EXERCISE TEXT:
That's exactly how I finally got an intuition for Fourier and all the other Fourier-related transforms, through Linear Algebra, that a Fouriertransform is simply a change of basis via the inner product. So nice there's now a video which uses the inner product to explain and visualize Fourier transforms in a very accessible way, great to get an intuition for it
I've been trying to spread the gospel, but the sum of angles formula is in my opinion one of the WORST ways to prove the Harmonic Addition Theorem! I've come up with what I think is a very elegant way. Consider the vectors and . Then, one one hand their dot product is a*sin theta + b*cos theta, but on the other hand, it is the product of their magnitudes times the cosine of the angle of between them, which is sqrt(a^2+b^2)cos(theta-arctan(a/b)) = sqrt(a^2+b^2)sin(theta+arctan(b/a)), which is what we were looking for!
this is indeed a lot nicer! i thought the sum-of-angles derivation was pretty clunky, but didn't put in the time to figure out a better one, since that's the one that was cited most places i could find info on the harmonic addition theorem. wolfram alpha oughta switch to explaining it this way instead...
This kinda depends on what sort of thing you take for granted. Like, for this you take for granted that that second identity holds, which may not be obvious to everybody
We did it because we had to take out the max of ( a cos x + bsin x ) taking a and b as sides of a right angled triangle and writing everything in terms of hypotenuse and sin p, cos p. Getting h sin (p+x).
This is such a fantastic video! You are wonderfully lucid, and a very talented expositor. I thought all your visuals were well motivated, and you constantly grounded the abstract mathematics with the physical context of our relevant problem.
very cool video! as someone who recently tried (and failed miserably) to learn about the fourier transform from my grandfather's old textbook, (I got lost pretty quickly once it started dealing with complex numbers), I love that this makes things easy to understand without any complex numbers, and the complex numbers are just letting you describe the output in the complex plane as a single number instead of as two separate values, and making it a bit easier to integrate (because e^x is the nicest possible thing to do calculus with).
And describing that single complex value in polar coordinates gives you the amplitude and phase (as an angle on an honest to god circle), which are more readable and physically meaningful than a and b values.

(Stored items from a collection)
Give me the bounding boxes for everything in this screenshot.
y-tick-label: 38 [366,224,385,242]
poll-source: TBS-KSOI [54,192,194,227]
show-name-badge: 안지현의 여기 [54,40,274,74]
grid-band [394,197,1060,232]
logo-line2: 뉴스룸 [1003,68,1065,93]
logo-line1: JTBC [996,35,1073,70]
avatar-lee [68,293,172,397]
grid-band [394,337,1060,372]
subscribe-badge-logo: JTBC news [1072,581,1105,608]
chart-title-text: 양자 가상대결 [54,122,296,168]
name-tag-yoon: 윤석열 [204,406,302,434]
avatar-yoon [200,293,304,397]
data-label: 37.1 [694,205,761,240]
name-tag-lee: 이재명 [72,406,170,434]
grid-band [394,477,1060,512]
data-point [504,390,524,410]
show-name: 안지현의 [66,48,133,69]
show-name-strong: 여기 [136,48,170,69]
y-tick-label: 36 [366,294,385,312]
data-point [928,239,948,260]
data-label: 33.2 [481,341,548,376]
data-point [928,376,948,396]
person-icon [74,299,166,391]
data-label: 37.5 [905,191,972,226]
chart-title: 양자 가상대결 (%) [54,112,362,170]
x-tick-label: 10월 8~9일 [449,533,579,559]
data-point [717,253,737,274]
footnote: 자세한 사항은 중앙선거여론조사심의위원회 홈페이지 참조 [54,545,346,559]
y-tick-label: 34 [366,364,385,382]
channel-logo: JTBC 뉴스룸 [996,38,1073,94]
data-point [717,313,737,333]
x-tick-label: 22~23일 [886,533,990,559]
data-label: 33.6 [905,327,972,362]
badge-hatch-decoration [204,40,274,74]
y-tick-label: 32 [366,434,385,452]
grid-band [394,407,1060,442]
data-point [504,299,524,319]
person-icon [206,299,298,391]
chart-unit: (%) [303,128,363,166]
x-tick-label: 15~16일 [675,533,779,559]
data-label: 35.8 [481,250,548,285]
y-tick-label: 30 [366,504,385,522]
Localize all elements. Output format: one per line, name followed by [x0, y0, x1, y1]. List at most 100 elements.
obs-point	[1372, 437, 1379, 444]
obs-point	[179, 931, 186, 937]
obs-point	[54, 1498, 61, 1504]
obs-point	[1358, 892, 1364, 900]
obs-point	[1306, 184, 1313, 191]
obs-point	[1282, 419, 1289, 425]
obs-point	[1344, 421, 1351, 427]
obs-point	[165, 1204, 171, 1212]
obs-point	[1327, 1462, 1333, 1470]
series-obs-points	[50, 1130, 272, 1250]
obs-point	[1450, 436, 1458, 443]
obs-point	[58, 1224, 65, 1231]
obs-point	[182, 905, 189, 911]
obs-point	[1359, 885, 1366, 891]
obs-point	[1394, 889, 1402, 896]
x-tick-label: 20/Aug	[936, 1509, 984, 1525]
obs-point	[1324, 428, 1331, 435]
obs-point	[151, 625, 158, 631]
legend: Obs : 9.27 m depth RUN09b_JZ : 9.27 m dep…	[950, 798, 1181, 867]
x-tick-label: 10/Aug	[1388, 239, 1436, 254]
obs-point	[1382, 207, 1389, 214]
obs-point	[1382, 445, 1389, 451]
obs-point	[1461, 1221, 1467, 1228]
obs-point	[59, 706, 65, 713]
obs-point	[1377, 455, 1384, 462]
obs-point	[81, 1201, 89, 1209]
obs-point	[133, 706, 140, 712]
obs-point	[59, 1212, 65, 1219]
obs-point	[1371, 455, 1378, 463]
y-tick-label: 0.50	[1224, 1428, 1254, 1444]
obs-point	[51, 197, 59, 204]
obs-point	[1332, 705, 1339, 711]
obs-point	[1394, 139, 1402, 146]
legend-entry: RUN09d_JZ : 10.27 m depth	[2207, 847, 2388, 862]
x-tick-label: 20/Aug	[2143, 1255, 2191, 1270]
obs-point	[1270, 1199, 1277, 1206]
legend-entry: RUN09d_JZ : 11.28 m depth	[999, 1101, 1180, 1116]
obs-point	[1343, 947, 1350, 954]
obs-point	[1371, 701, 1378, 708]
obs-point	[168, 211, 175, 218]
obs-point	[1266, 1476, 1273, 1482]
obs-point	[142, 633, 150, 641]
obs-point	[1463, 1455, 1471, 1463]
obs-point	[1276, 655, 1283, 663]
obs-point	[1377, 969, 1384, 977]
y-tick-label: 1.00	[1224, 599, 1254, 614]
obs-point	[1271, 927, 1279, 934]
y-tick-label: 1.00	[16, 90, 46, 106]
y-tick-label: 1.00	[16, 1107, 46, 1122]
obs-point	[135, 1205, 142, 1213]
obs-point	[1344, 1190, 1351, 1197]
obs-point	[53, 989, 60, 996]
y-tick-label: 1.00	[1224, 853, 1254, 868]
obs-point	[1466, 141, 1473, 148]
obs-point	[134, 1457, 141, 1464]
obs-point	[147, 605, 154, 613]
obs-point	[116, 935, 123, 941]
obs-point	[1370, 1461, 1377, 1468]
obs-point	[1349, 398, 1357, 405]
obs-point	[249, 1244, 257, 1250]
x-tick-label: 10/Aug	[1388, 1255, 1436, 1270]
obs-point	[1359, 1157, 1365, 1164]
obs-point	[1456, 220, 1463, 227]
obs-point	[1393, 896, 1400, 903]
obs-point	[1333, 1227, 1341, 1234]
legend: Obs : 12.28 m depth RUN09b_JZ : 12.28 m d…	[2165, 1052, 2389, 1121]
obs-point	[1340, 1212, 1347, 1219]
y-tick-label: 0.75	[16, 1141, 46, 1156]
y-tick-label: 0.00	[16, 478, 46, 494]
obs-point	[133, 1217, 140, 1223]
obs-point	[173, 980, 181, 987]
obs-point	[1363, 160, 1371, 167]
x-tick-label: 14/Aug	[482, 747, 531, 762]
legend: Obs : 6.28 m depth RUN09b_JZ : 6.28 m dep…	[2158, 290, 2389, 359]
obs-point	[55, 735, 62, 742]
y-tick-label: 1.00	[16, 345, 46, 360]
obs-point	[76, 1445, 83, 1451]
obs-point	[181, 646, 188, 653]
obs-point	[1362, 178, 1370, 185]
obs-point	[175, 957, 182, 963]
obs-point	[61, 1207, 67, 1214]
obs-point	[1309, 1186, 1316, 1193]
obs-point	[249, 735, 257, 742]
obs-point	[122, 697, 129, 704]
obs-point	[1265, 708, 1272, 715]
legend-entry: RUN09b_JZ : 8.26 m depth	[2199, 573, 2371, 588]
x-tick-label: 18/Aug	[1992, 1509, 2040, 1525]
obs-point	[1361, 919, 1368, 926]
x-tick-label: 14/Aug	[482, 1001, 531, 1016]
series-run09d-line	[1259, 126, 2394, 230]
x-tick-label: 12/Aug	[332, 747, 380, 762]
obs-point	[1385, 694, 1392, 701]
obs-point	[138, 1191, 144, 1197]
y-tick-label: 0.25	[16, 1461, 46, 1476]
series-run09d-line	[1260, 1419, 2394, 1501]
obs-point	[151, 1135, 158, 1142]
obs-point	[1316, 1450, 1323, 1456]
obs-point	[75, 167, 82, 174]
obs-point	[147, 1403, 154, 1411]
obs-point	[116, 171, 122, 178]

EXPLORE THE MATERIAL:
(A) Rewrite the paragraph in the comments on Fourier transforms that begins "very cool video!" as a short list of its main points.
(B) In the comments on Fourier transforms, swap "inner product" for "dot product" and write out the passage from "That's exactly how" to "were looking for!".

ANSWERS FOR THE TASKS:
(A)
- The commenter recently tried and failed to learn the Fourier transform from a grandfather's old textbook and got lost once it reached complex numbers.
- The video makes the topic easy to understand without any complex numbers.
- The complex numbers only let the output be described in the complex plane as a single number instead of two separate values.
- They also make integration a bit easier, because e^x is the nicest possible thing to do calculus with.

(B)
That's exactly how I finally got an intuition for Fourier and all the other Fourier-related transforms, through Linear Algebra, that a Fouriertransform is simply a change of basis via the dot product. So nice there's now a video which uses the dot product to explain and visualize Fourier transforms in a very accessible way, great to get an intuition for it
I've been trying to spread the gospel, but the sum of angles formula is in my opinion one of the WORST ways to prove the Harmonic Addition Theorem! I've come up with what I think is a very elegant way. Consider the vectors and . Then, one one hand their dot product is a*sin theta + b*cos theta, but on the other hand, it is the product of their magnitudes times the cosine of the angle of between them, which is sqrt(a^2+b^2)cos(theta-arctan(a/b)) = sqrt(a^2+b^2)sin(theta+arctan(b/a)), which is what we were looking for!